------ PROVIDED MATERIAL

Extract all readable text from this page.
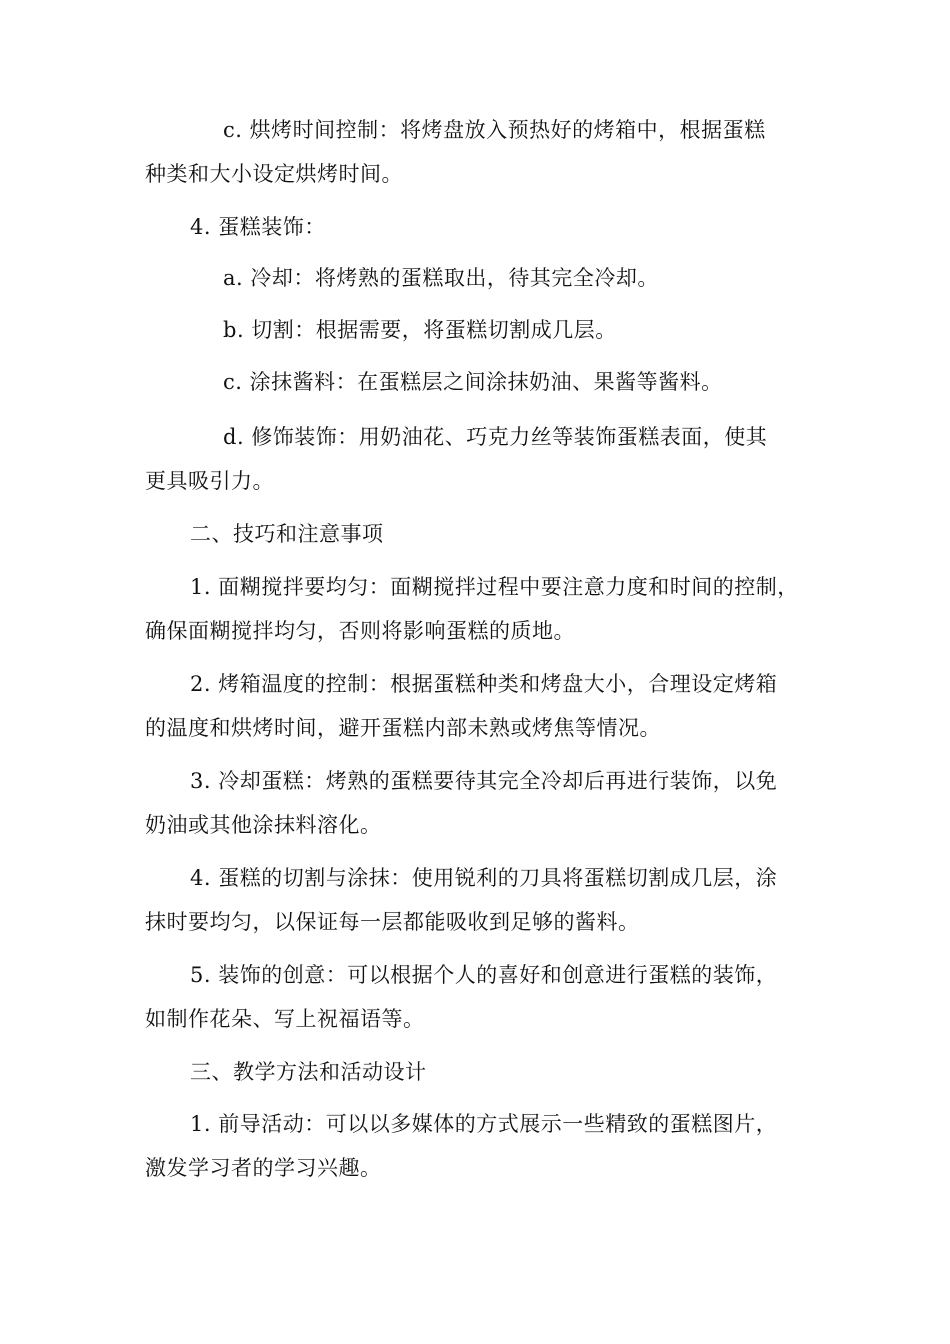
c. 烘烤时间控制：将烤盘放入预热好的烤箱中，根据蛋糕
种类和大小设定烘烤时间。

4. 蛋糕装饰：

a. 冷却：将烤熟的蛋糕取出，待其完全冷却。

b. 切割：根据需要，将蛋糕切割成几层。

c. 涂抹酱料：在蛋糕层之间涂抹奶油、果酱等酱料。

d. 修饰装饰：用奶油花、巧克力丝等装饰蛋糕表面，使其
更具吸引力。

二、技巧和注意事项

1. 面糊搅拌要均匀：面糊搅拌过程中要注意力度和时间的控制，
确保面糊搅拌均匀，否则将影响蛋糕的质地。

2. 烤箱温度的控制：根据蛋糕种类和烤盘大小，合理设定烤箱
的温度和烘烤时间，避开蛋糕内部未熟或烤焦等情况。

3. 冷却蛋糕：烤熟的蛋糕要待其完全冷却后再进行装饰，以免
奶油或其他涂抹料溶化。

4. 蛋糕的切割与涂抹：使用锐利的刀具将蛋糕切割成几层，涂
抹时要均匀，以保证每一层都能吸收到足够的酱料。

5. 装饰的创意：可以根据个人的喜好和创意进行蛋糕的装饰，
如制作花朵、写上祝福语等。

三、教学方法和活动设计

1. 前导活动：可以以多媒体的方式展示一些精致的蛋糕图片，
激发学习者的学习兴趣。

------------

■ **SHORT PROBLEM**
Set down the material above as is, without any pictures.

■ **REPLY**
Extract all readable text from this page.
c. 烘烤时间控制：将烤盘放入预热好的烤箱中，根据蛋糕
种类和大小设定烘烤时间。

4. 蛋糕装饰：

a. 冷却：将烤熟的蛋糕取出，待其完全冷却。

b. 切割：根据需要，将蛋糕切割成几层。

c. 涂抹酱料：在蛋糕层之间涂抹奶油、果酱等酱料。

d. 修饰装饰：用奶油花、巧克力丝等装饰蛋糕表面，使其
更具吸引力。

二、技巧和注意事项

1. 面糊搅拌要均匀：面糊搅拌过程中要注意力度和时间的控制，
确保面糊搅拌均匀，否则将影响蛋糕的质地。

2. 烤箱温度的控制：根据蛋糕种类和烤盘大小，合理设定烤箱
的温度和烘烤时间，避开蛋糕内部未熟或烤焦等情况。

3. 冷却蛋糕：烤熟的蛋糕要待其完全冷却后再进行装饰，以免
奶油或其他涂抹料溶化。

4. 蛋糕的切割与涂抹：使用锐利的刀具将蛋糕切割成几层，涂
抹时要均匀，以保证每一层都能吸收到足够的酱料。

5. 装饰的创意：可以根据个人的喜好和创意进行蛋糕的装饰，
如制作花朵、写上祝福语等。

三、教学方法和活动设计

1. 前导活动：可以以多媒体的方式展示一些精致的蛋糕图片，
激发学习者的学习兴趣。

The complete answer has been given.